**Your instructions**:
Go through the records and show each line where the word "document" occurs.

------

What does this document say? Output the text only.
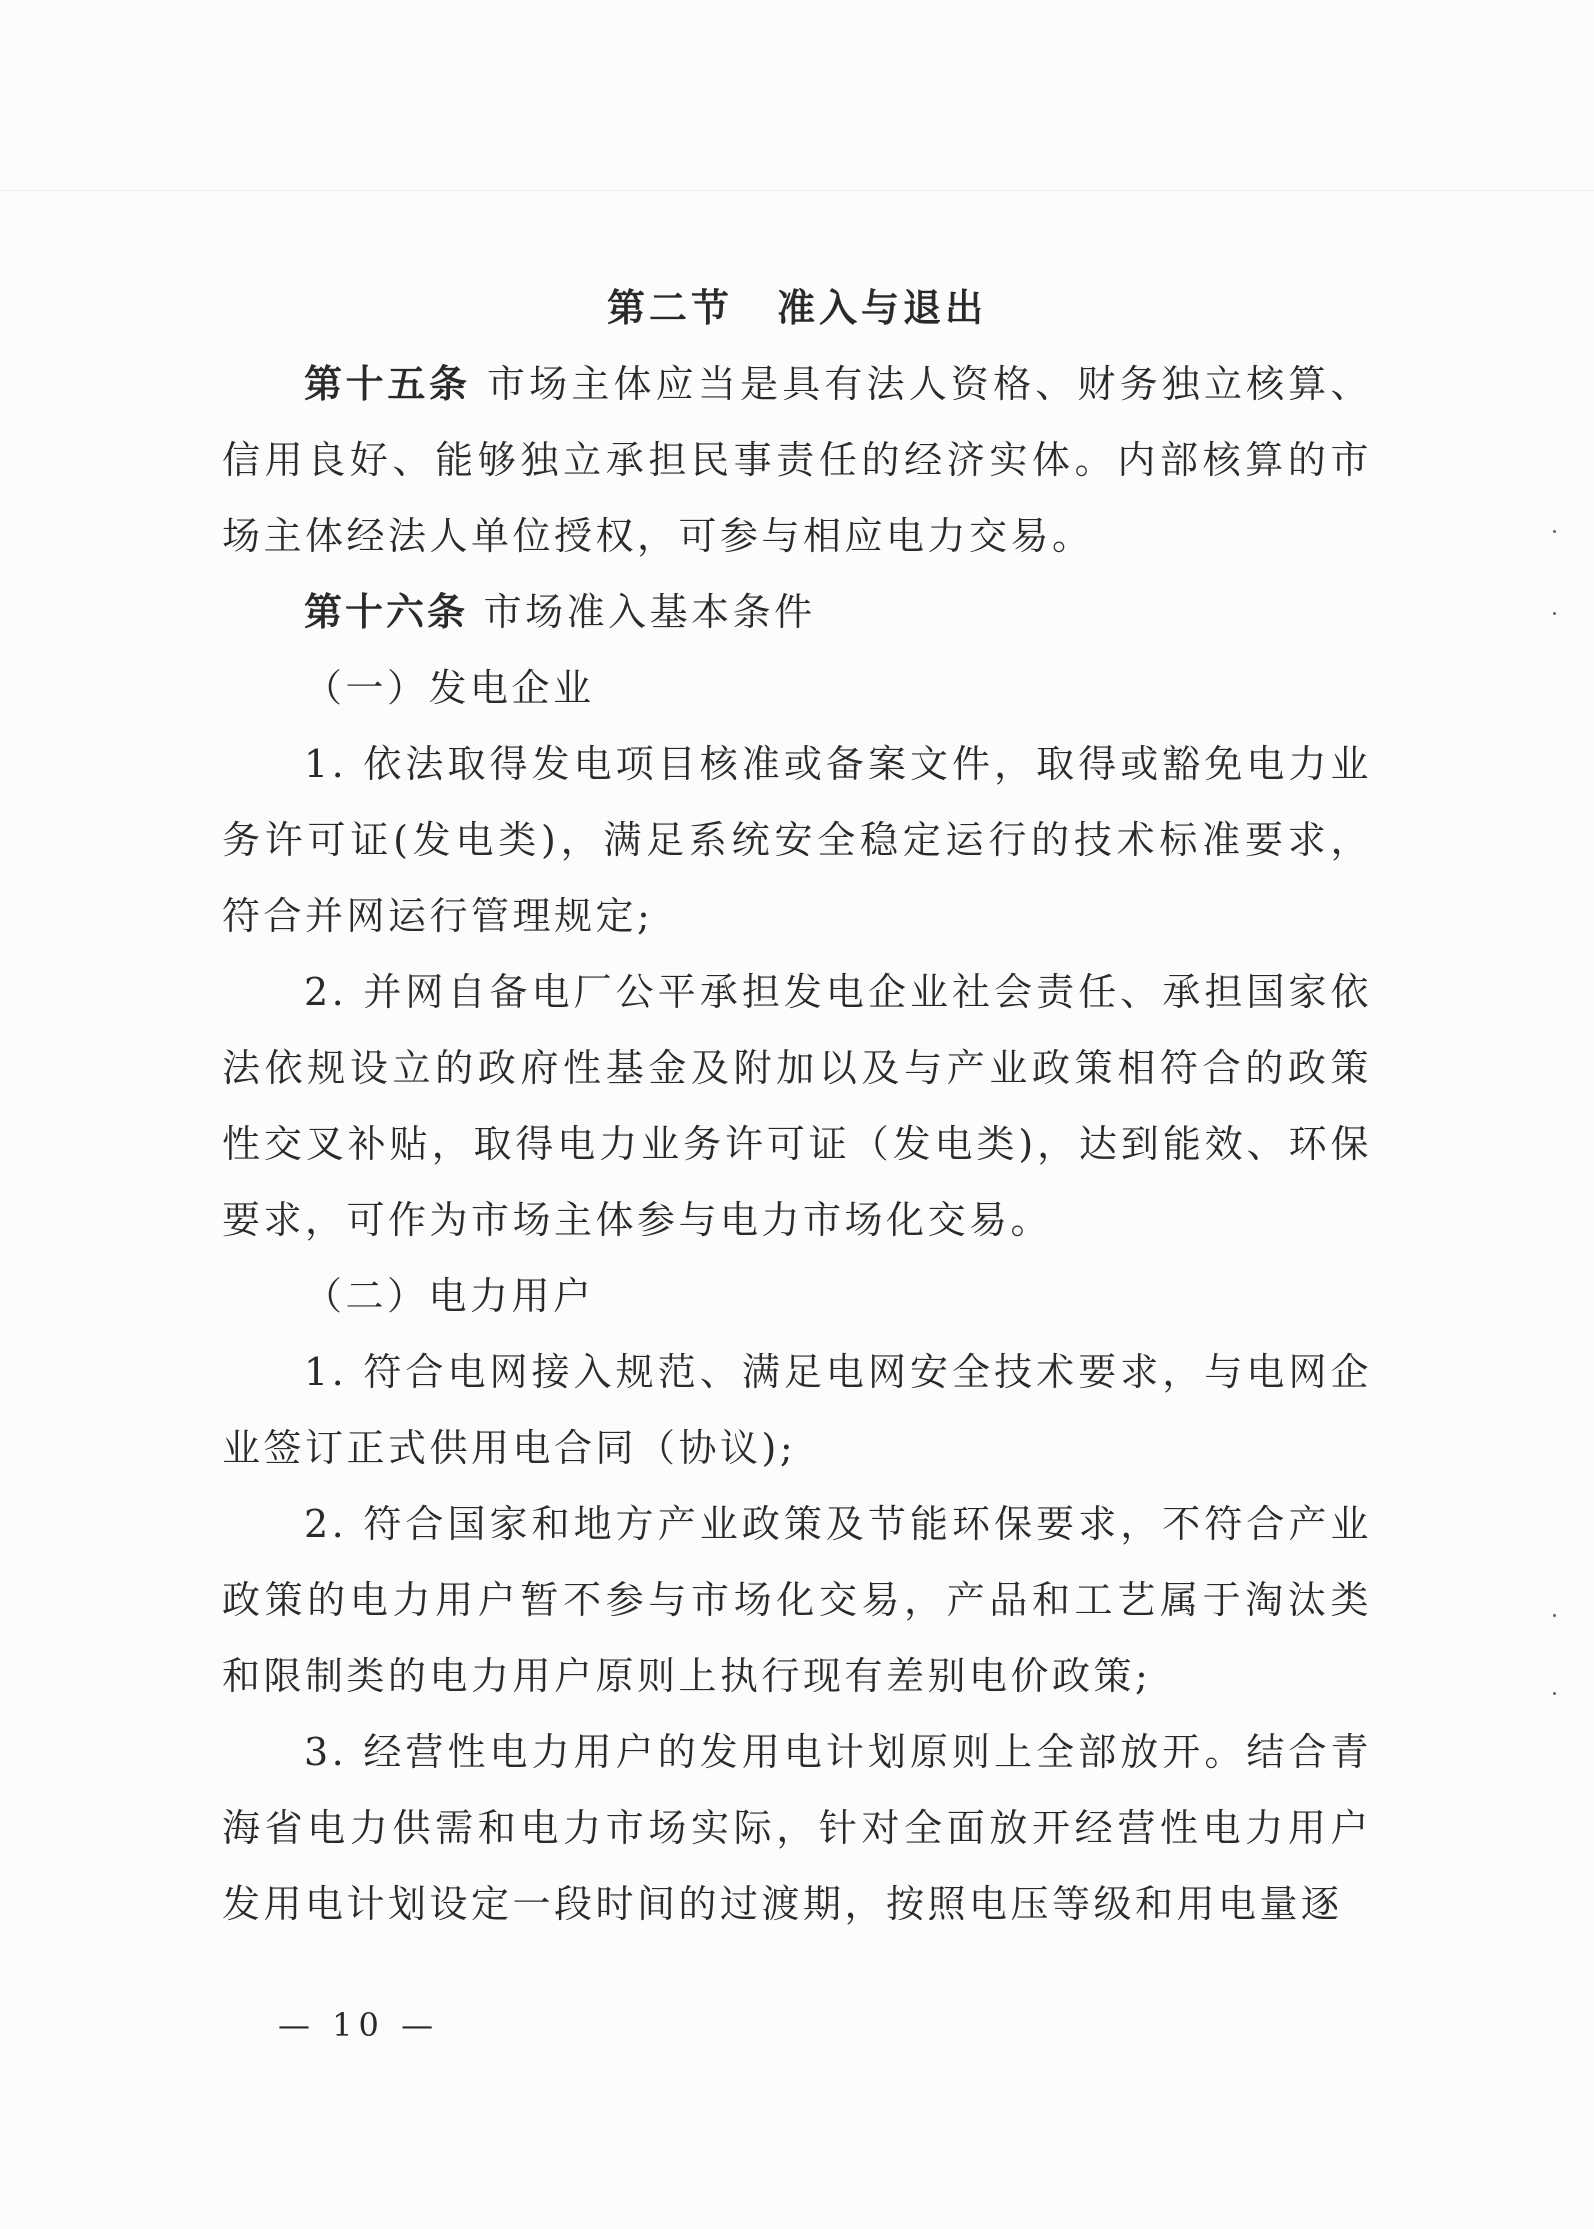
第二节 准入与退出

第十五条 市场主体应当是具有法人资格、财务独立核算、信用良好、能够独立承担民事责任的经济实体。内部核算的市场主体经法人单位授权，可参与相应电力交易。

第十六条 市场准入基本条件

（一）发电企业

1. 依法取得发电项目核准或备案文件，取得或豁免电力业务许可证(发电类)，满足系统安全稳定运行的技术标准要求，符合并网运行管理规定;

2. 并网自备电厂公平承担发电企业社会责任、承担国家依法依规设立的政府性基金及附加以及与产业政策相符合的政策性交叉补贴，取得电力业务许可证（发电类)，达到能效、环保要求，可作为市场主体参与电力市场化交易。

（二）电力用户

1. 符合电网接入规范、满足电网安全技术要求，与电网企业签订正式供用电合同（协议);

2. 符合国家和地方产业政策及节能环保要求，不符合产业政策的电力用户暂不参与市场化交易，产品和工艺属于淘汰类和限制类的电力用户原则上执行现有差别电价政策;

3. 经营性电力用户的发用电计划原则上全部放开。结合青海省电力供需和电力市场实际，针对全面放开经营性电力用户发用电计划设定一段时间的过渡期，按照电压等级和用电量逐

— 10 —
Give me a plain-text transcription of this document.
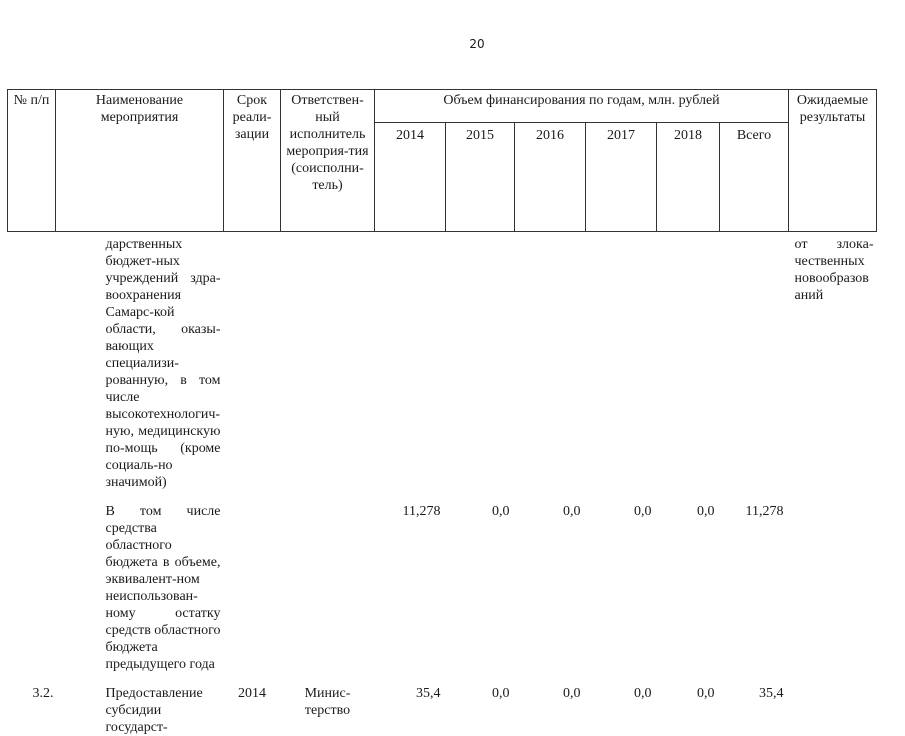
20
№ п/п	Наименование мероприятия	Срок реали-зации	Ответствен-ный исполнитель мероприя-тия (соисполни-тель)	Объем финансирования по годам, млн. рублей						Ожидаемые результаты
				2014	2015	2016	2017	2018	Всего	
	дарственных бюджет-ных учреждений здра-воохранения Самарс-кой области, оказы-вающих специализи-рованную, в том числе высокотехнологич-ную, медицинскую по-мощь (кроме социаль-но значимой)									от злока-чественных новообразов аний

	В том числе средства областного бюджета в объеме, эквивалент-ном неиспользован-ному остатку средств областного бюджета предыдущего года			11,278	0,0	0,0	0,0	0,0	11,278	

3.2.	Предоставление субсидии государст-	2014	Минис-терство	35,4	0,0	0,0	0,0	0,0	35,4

------

**The reply**:
What does this document say? Output the text only.
Give me a plain-text transcription of this document.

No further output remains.